Write the data out again in full, with no departure from the original.

━━━ ENTRIES SUPPLIED

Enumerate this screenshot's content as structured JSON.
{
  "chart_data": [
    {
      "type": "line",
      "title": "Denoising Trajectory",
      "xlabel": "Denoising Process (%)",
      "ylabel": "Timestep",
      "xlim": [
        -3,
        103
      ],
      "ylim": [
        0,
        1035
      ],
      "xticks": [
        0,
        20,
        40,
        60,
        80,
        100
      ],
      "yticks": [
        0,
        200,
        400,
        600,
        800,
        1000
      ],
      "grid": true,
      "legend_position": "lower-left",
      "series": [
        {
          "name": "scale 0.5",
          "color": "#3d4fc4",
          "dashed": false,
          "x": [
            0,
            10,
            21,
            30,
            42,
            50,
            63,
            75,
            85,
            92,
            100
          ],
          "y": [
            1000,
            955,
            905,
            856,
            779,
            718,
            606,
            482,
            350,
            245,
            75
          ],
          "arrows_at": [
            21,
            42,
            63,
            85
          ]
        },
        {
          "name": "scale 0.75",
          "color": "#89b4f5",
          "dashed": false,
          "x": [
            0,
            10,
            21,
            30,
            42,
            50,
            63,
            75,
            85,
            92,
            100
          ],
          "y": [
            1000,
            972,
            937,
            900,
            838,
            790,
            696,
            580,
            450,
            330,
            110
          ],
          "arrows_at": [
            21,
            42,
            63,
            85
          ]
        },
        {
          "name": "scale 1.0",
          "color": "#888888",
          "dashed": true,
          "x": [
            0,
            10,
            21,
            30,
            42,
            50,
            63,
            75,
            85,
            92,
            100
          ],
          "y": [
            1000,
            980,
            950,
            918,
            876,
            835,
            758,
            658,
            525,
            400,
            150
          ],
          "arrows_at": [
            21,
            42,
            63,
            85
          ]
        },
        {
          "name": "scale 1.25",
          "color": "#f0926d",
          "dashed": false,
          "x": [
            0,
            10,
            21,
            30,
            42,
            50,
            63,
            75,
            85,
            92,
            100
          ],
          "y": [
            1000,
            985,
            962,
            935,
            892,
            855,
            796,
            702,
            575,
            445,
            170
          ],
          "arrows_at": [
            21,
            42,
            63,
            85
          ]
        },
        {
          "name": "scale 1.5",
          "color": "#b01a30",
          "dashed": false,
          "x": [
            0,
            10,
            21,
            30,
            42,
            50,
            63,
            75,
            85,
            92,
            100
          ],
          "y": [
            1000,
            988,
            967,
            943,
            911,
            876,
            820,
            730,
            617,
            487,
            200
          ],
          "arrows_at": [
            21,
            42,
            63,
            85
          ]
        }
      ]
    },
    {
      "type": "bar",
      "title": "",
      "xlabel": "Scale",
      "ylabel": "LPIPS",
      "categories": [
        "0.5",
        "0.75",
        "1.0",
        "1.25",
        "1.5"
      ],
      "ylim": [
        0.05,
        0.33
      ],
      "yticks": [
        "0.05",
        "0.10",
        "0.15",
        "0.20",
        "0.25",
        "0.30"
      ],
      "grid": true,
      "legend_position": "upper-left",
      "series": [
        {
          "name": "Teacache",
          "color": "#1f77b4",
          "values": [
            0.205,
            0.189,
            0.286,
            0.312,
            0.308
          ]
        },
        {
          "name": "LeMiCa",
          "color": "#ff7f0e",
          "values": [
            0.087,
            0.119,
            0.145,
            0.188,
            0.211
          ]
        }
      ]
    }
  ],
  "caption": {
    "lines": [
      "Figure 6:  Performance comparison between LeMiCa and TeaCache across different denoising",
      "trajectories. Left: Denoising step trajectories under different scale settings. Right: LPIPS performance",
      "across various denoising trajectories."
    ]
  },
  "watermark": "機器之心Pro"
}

━━━━━━

* COMPLETE RESPONSE
Enumerate this screenshot's content as structured JSON.
{
  "chart_data": [
    {
      "type": "line",
      "title": "Denoising Trajectory",
      "xlabel": "Denoising Process (%)",
      "ylabel": "Timestep",
      "xlim": [
        -3,
        103
      ],
      "ylim": [
        0,
        1035
      ],
      "xticks": [
        0,
        20,
        40,
        60,
        80,
        100
      ],
      "yticks": [
        0,
        200,
        400,
        600,
        800,
        1000
      ],
      "grid": true,
      "legend_position": "lower-left",
      "series": [
        {
          "name": "scale 0.5",
          "color": "#3d4fc4",
          "dashed": false,
          "x": [
            0,
            10,
            21,
            30,
            42,
            50,
            63,
            75,
            85,
            92,
            100
          ],
          "y": [
            1000,
            955,
            905,
            856,
            779,
            718,
            606,
            482,
            350,
            245,
            75
          ],
          "arrows_at": [
            21,
            42,
            63,
            85
          ]
        },
        {
          "name": "scale 0.75",
          "color": "#89b4f5",
          "dashed": false,
          "x": [
            0,
            10,
            21,
            30,
            42,
            50,
            63,
            75,
            85,
            92,
            100
          ],
          "y": [
            1000,
            972,
            937,
            900,
            838,
            790,
            696,
            580,
            450,
            330,
            110
          ],
          "arrows_at": [
            21,
            42,
            63,
            85
          ]
        },
        {
          "name": "scale 1.0",
          "color": "#888888",
          "dashed": true,
          "x": [
            0,
            10,
            21,
            30,
            42,
            50,
            63,
            75,
            85,
            92,
            100
          ],
          "y": [
            1000,
            980,
            950,
            918,
            876,
            835,
            758,
            658,
            525,
            400,
            150
          ],
          "arrows_at": [
            21,
            42,
            63,
            85
          ]
        },
        {
          "name": "scale 1.25",
          "color": "#f0926d",
          "dashed": false,
          "x": [
            0,
            10,
            21,
            30,
            42,
            50,
            63,
            75,
            85,
            92,
            100
          ],
          "y": [
            1000,
            985,
            962,
            935,
            892,
            855,
            796,
            702,
            575,
            445,
            170
          ],
          "arrows_at": [
            21,
            42,
            63,
            85
          ]
        },
        {
          "name": "scale 1.5",
          "color": "#b01a30",
          "dashed": false,
          "x": [
            0,
            10,
            21,
            30,
            42,
            50,
            63,
            75,
            85,
            92,
            100
          ],
          "y": [
            1000,
            988,
            967,
            943,
            911,
            876,
            820,
            730,
            617,
            487,
            200
          ],
          "arrows_at": [
            21,
            42,
            63,
            85
          ]
        }
      ]
    },
    {
      "type": "bar",
      "title": "",
      "xlabel": "Scale",
      "ylabel": "LPIPS",
      "categories": [
        "0.5",
        "0.75",
        "1.0",
        "1.25",
        "1.5"
      ],
      "ylim": [
        0.05,
        0.33
      ],
      "yticks": [
        "0.05",
        "0.10",
        "0.15",
        "0.20",
        "0.25",
        "0.30"
      ],
      "grid": true,
      "legend_position": "upper-left",
      "series": [
        {
          "name": "Teacache",
          "color": "#1f77b4",
          "values": [
            0.205,
            0.189,
            0.286,
            0.312,
            0.308
          ]
        },
        {
          "name": "LeMiCa",
          "color": "#ff7f0e",
          "values": [
            0.087,
            0.119,
            0.145,
            0.188,
            0.211
          ]
        }
      ]
    }
  ],
  "caption": {
    "lines": [
      "Figure 6:  Performance comparison between LeMiCa and TeaCache across different denoising",
      "trajectories. Left: Denoising step trajectories under different scale settings. Right: LPIPS performance",
      "across various denoising trajectories."
    ]
  },
  "watermark": "機器之心Pro"
}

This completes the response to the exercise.